[Collection entries]
--- Start ---

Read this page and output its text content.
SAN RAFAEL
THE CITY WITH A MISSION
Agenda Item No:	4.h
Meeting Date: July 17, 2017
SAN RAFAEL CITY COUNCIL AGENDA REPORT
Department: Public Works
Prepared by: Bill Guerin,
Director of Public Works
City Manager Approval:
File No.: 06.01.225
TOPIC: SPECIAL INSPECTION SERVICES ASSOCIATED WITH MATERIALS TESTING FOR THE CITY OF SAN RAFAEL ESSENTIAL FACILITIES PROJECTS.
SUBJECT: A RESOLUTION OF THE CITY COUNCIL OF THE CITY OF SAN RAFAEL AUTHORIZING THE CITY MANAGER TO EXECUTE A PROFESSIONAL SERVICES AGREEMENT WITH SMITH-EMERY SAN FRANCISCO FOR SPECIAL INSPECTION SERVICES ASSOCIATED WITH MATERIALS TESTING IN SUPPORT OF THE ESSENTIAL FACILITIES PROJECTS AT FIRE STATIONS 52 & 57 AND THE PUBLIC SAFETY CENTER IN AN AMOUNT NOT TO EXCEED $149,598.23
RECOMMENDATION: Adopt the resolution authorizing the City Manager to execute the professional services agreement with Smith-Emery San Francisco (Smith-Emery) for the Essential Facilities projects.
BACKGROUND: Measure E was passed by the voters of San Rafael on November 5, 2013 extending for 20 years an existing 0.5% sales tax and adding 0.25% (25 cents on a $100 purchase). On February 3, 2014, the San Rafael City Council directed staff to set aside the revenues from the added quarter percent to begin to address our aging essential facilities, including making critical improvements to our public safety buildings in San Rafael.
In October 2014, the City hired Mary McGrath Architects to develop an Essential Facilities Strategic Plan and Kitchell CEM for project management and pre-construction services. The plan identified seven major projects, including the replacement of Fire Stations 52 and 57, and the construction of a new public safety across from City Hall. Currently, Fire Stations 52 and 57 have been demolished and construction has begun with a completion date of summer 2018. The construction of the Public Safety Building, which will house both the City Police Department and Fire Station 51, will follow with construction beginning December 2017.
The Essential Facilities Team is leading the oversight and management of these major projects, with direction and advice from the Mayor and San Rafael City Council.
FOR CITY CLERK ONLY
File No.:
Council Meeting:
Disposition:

--- End ---

## To do
Every entry must be output again, exactly as written above.

## Response
Read this page and output its text content.
SAN RAFAEL
THE CITY WITH A MISSION
Agenda Item No:	4.h
Meeting Date: July 17, 2017
SAN RAFAEL CITY COUNCIL AGENDA REPORT
Department: Public Works
Prepared by: Bill Guerin,
Director of Public Works
City Manager Approval:
File No.: 06.01.225
TOPIC: SPECIAL INSPECTION SERVICES ASSOCIATED WITH MATERIALS TESTING FOR THE CITY OF SAN RAFAEL ESSENTIAL FACILITIES PROJECTS.
SUBJECT: A RESOLUTION OF THE CITY COUNCIL OF THE CITY OF SAN RAFAEL AUTHORIZING THE CITY MANAGER TO EXECUTE A PROFESSIONAL SERVICES AGREEMENT WITH SMITH-EMERY SAN FRANCISCO FOR SPECIAL INSPECTION SERVICES ASSOCIATED WITH MATERIALS TESTING IN SUPPORT OF THE ESSENTIAL FACILITIES PROJECTS AT FIRE STATIONS 52 & 57 AND THE PUBLIC SAFETY CENTER IN AN AMOUNT NOT TO EXCEED $149,598.23
RECOMMENDATION: Adopt the resolution authorizing the City Manager to execute the professional services agreement with Smith-Emery San Francisco (Smith-Emery) for the Essential Facilities projects.
BACKGROUND: Measure E was passed by the voters of San Rafael on November 5, 2013 extending for 20 years an existing 0.5% sales tax and adding 0.25% (25 cents on a $100 purchase). On February 3, 2014, the San Rafael City Council directed staff to set aside the revenues from the added quarter percent to begin to address our aging essential facilities, including making critical improvements to our public safety buildings in San Rafael.
In October 2014, the City hired Mary McGrath Architects to develop an Essential Facilities Strategic Plan and Kitchell CEM for project management and pre-construction services. The plan identified seven major projects, including the replacement of Fire Stations 52 and 57, and the construction of a new public safety across from City Hall. Currently, Fire Stations 52 and 57 have been demolished and construction has begun with a completion date of summer 2018. The construction of the Public Safety Building, which will house both the City Police Department and Fire Station 51, will follow with construction beginning December 2017.
The Essential Facilities Team is leading the oversight and management of these major projects, with direction and advice from the Mayor and San Rafael City Council.
FOR CITY CLERK ONLY
File No.:
Council Meeting:
Disposition:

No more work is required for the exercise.